### Aim
Your task is to copy every line of the records below that contains "Garzia".

### Excerpted data

*****

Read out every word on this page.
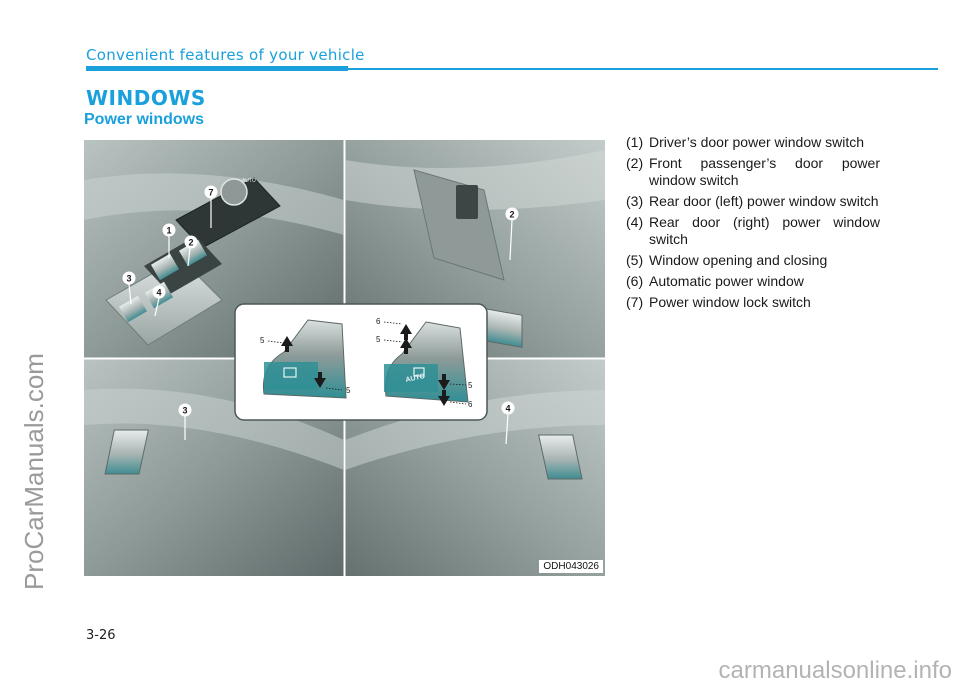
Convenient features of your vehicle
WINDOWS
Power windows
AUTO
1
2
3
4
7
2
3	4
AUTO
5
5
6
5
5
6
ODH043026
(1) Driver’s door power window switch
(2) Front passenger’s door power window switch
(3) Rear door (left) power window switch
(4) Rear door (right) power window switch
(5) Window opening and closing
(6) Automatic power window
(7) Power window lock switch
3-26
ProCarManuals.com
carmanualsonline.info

*****

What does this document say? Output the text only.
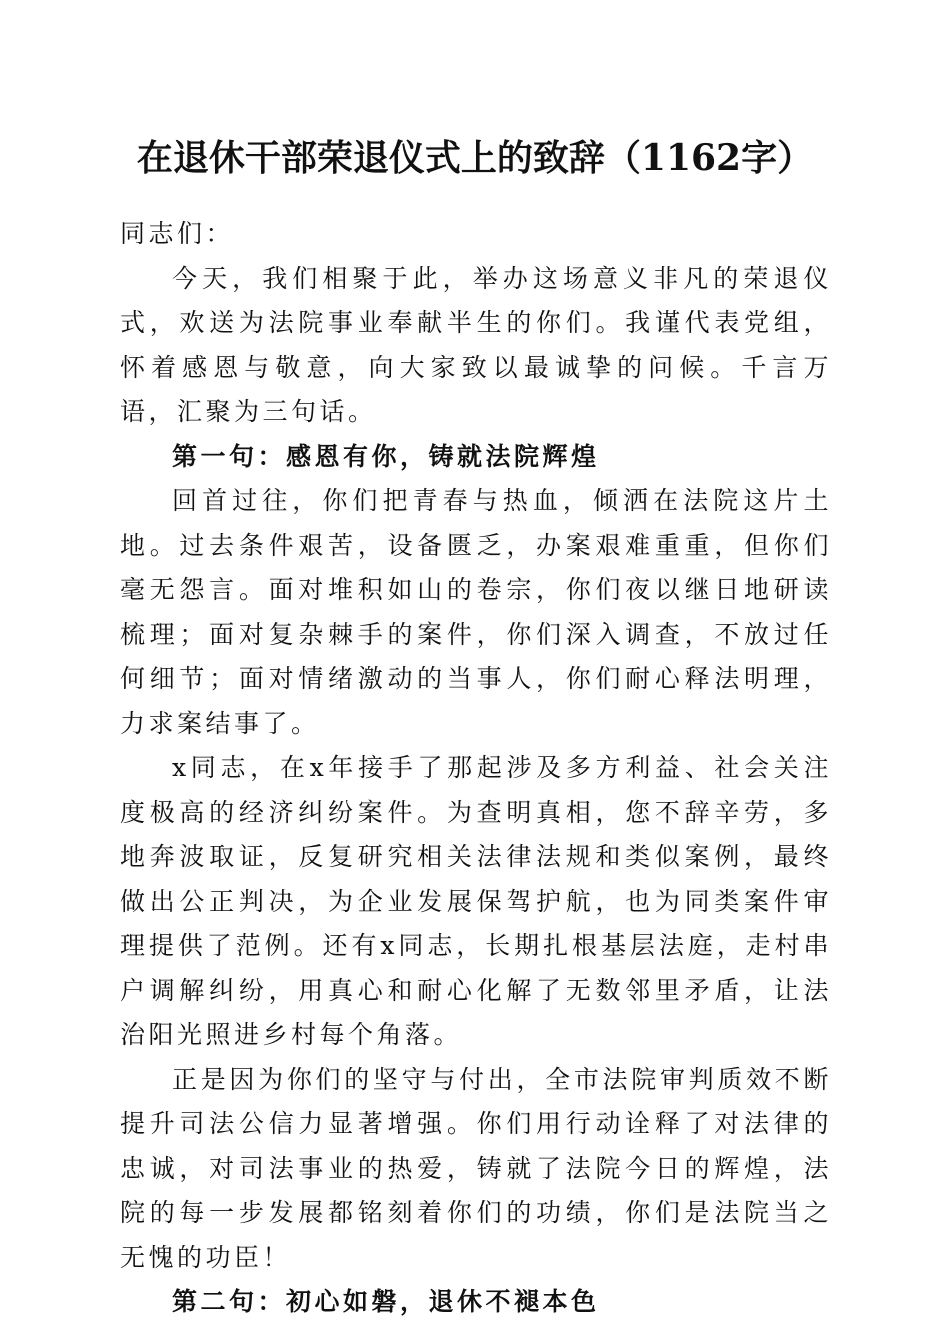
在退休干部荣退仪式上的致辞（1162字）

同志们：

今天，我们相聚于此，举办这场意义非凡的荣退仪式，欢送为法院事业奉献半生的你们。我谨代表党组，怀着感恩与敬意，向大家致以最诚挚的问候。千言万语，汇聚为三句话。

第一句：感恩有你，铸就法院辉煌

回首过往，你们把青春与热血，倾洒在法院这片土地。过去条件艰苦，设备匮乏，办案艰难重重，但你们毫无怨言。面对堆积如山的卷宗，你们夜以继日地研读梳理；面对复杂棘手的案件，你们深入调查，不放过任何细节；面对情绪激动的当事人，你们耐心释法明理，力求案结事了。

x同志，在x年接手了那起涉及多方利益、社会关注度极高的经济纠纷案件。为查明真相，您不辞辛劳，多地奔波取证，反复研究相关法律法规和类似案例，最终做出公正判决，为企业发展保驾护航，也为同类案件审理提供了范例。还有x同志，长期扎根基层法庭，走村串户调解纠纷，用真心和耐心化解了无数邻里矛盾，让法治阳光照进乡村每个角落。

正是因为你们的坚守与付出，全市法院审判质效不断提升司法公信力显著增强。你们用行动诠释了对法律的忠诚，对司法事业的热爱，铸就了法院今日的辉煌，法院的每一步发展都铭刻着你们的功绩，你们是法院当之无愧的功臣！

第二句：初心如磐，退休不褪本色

*****

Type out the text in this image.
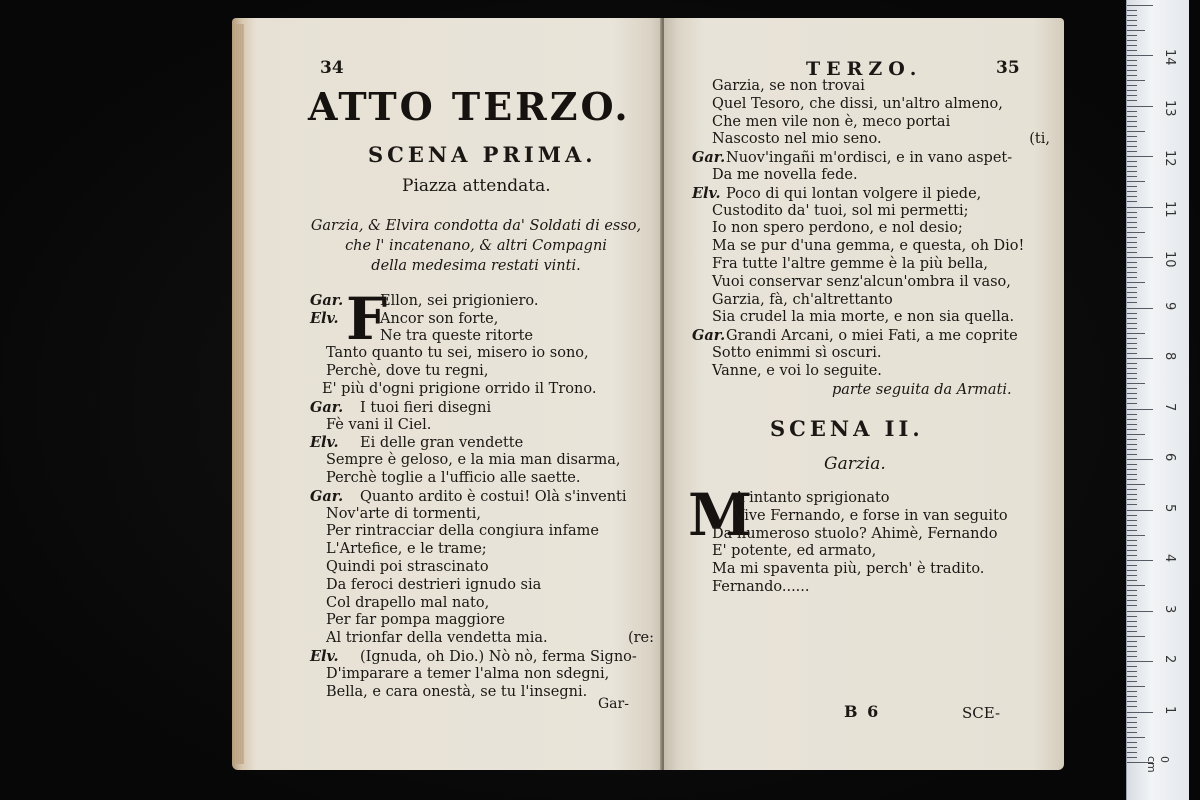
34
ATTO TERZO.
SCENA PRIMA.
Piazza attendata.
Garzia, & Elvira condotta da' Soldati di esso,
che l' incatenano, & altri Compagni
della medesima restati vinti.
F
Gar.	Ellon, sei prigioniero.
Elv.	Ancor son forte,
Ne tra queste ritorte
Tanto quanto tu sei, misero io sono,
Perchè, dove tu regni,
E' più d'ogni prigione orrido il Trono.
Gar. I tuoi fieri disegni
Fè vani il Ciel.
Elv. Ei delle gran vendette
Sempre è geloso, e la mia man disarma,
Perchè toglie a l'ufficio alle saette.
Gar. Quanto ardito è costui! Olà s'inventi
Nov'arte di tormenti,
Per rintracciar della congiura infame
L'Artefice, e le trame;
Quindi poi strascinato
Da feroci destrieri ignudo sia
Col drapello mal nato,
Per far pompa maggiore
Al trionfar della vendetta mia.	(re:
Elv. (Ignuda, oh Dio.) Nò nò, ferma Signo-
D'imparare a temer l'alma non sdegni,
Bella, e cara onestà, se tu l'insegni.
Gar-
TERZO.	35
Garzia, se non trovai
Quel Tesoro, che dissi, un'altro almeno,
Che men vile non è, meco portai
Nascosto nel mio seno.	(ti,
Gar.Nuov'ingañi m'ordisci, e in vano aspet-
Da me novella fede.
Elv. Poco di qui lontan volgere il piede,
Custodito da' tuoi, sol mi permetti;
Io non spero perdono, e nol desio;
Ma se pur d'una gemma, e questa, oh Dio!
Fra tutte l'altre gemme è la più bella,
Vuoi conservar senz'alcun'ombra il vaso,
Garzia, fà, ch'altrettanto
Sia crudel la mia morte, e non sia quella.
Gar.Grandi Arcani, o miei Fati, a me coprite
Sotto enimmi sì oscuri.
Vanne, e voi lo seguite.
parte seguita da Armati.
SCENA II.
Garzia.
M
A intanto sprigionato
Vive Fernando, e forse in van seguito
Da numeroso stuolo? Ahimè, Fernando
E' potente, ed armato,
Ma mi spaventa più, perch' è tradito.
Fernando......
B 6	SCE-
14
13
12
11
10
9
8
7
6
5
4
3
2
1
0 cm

*****

### Output
Garzia, & Elvira condotta da' Soldati di esso,
Garzia, se non trovai
Garzia, fà, ch'altrettanto
Garzia.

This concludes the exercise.